[A block of data]
________________________

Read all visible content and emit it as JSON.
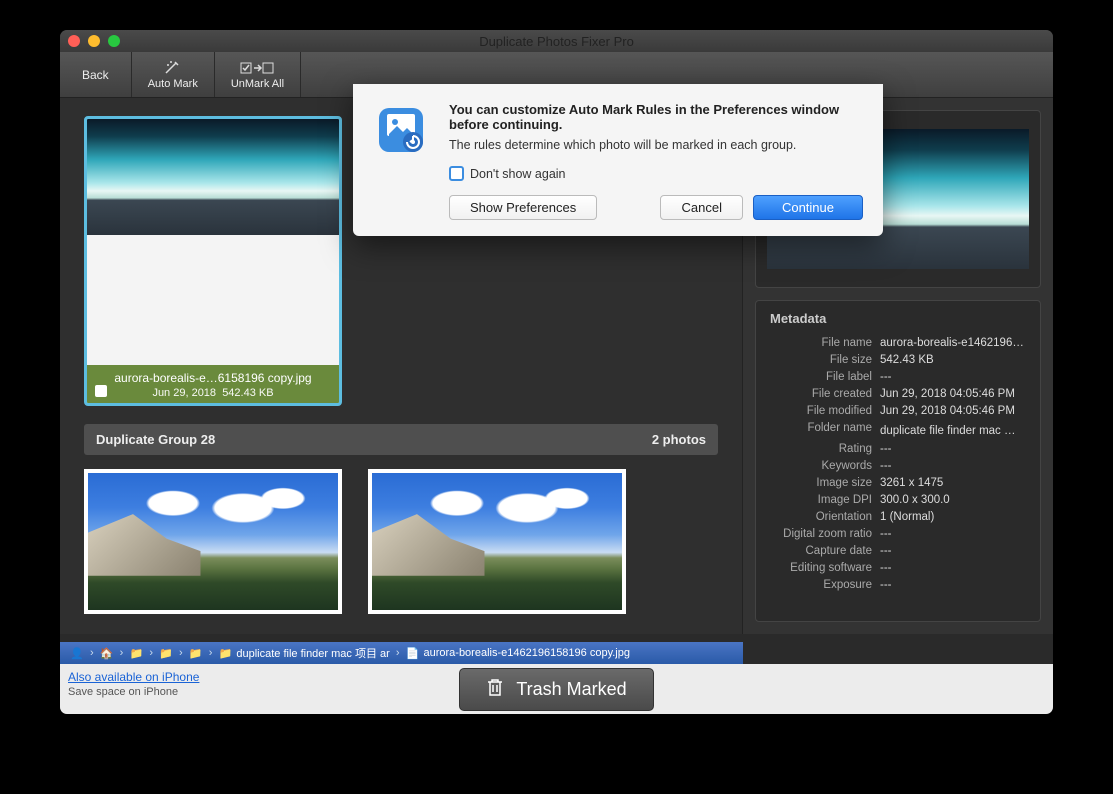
{
  "window": {
    "title": "Duplicate Photos Fixer Pro"
  },
  "toolbar": {
    "back": "Back",
    "automark": "Auto Mark",
    "unmarkall": "UnMark All"
  },
  "selected_thumb": {
    "filename": "aurora-borealis-e…6158196 copy.jpg",
    "date": "Jun 29, 2018",
    "size": "542.43 KB"
  },
  "group": {
    "title": "Duplicate Group 28",
    "count": "2 photos"
  },
  "metadata": {
    "heading": "Metadata",
    "rows": [
      {
        "label": "File name",
        "value": "aurora-borealis-e14621961…"
      },
      {
        "label": "File size",
        "value": "542.43 KB"
      },
      {
        "label": "File label",
        "value": "---"
      },
      {
        "label": "File created",
        "value": "Jun 29, 2018 04:05:46 PM"
      },
      {
        "label": "File modified",
        "value": "Jun 29, 2018 04:05:46 PM"
      },
      {
        "label": "Folder name",
        "value": "duplicate file finder mac 项…"
      },
      {
        "label": "Rating",
        "value": "---"
      },
      {
        "label": "Keywords",
        "value": "---"
      },
      {
        "label": "Image size",
        "value": "3261 x 1475"
      },
      {
        "label": "Image DPI",
        "value": "300.0 x 300.0"
      },
      {
        "label": "Orientation",
        "value": "1 (Normal)"
      },
      {
        "label": "Digital zoom ratio",
        "value": "---"
      },
      {
        "label": "Capture date",
        "value": "---"
      },
      {
        "label": "Editing software",
        "value": "---"
      },
      {
        "label": "Exposure",
        "value": "---"
      }
    ]
  },
  "path": {
    "folder": "duplicate file finder mac 项目 ar",
    "file": "aurora-borealis-e1462196158196 copy.jpg"
  },
  "footer": {
    "link": "Also available on iPhone",
    "sub": "Save space on iPhone",
    "trash": "Trash Marked"
  },
  "dialog": {
    "title": "You can customize Auto Mark Rules in the Preferences window before continuing.",
    "subtitle": "The rules determine which photo will be marked in each group.",
    "dontshow": "Don't show again",
    "show_prefs": "Show Preferences",
    "cancel": "Cancel",
    "continue": "Continue"
  }
}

________________________

Can you retype every record above exactly, leaving out the pictures?

Read all visible content and emit it as JSON.
{
  "window": {
    "title": "Duplicate Photos Fixer Pro"
  },
  "toolbar": {
    "back": "Back",
    "automark": "Auto Mark",
    "unmarkall": "UnMark All"
  },
  "selected_thumb": {
    "filename": "aurora-borealis-e…6158196 copy.jpg",
    "date": "Jun 29, 2018",
    "size": "542.43 KB"
  },
  "group": {
    "title": "Duplicate Group 28",
    "count": "2 photos"
  },
  "metadata": {
    "heading": "Metadata",
    "rows": [
      {
        "label": "File name",
        "value": "aurora-borealis-e14621961…"
      },
      {
        "label": "File size",
        "value": "542.43 KB"
      },
      {
        "label": "File label",
        "value": "---"
      },
      {
        "label": "File created",
        "value": "Jun 29, 2018 04:05:46 PM"
      },
      {
        "label": "File modified",
        "value": "Jun 29, 2018 04:05:46 PM"
      },
      {
        "label": "Folder name",
        "value": "duplicate file finder mac 项…"
      },
      {
        "label": "Rating",
        "value": "---"
      },
      {
        "label": "Keywords",
        "value": "---"
      },
      {
        "label": "Image size",
        "value": "3261 x 1475"
      },
      {
        "label": "Image DPI",
        "value": "300.0 x 300.0"
      },
      {
        "label": "Orientation",
        "value": "1 (Normal)"
      },
      {
        "label": "Digital zoom ratio",
        "value": "---"
      },
      {
        "label": "Capture date",
        "value": "---"
      },
      {
        "label": "Editing software",
        "value": "---"
      },
      {
        "label": "Exposure",
        "value": "---"
      }
    ]
  },
  "path": {
    "folder": "duplicate file finder mac 项目 ar",
    "file": "aurora-borealis-e1462196158196 copy.jpg"
  },
  "footer": {
    "link": "Also available on iPhone",
    "sub": "Save space on iPhone",
    "trash": "Trash Marked"
  },
  "dialog": {
    "title": "You can customize Auto Mark Rules in the Preferences window before continuing.",
    "subtitle": "The rules determine which photo will be marked in each group.",
    "dontshow": "Don't show again",
    "show_prefs": "Show Preferences",
    "cancel": "Cancel",
    "continue": "Continue"
  }
}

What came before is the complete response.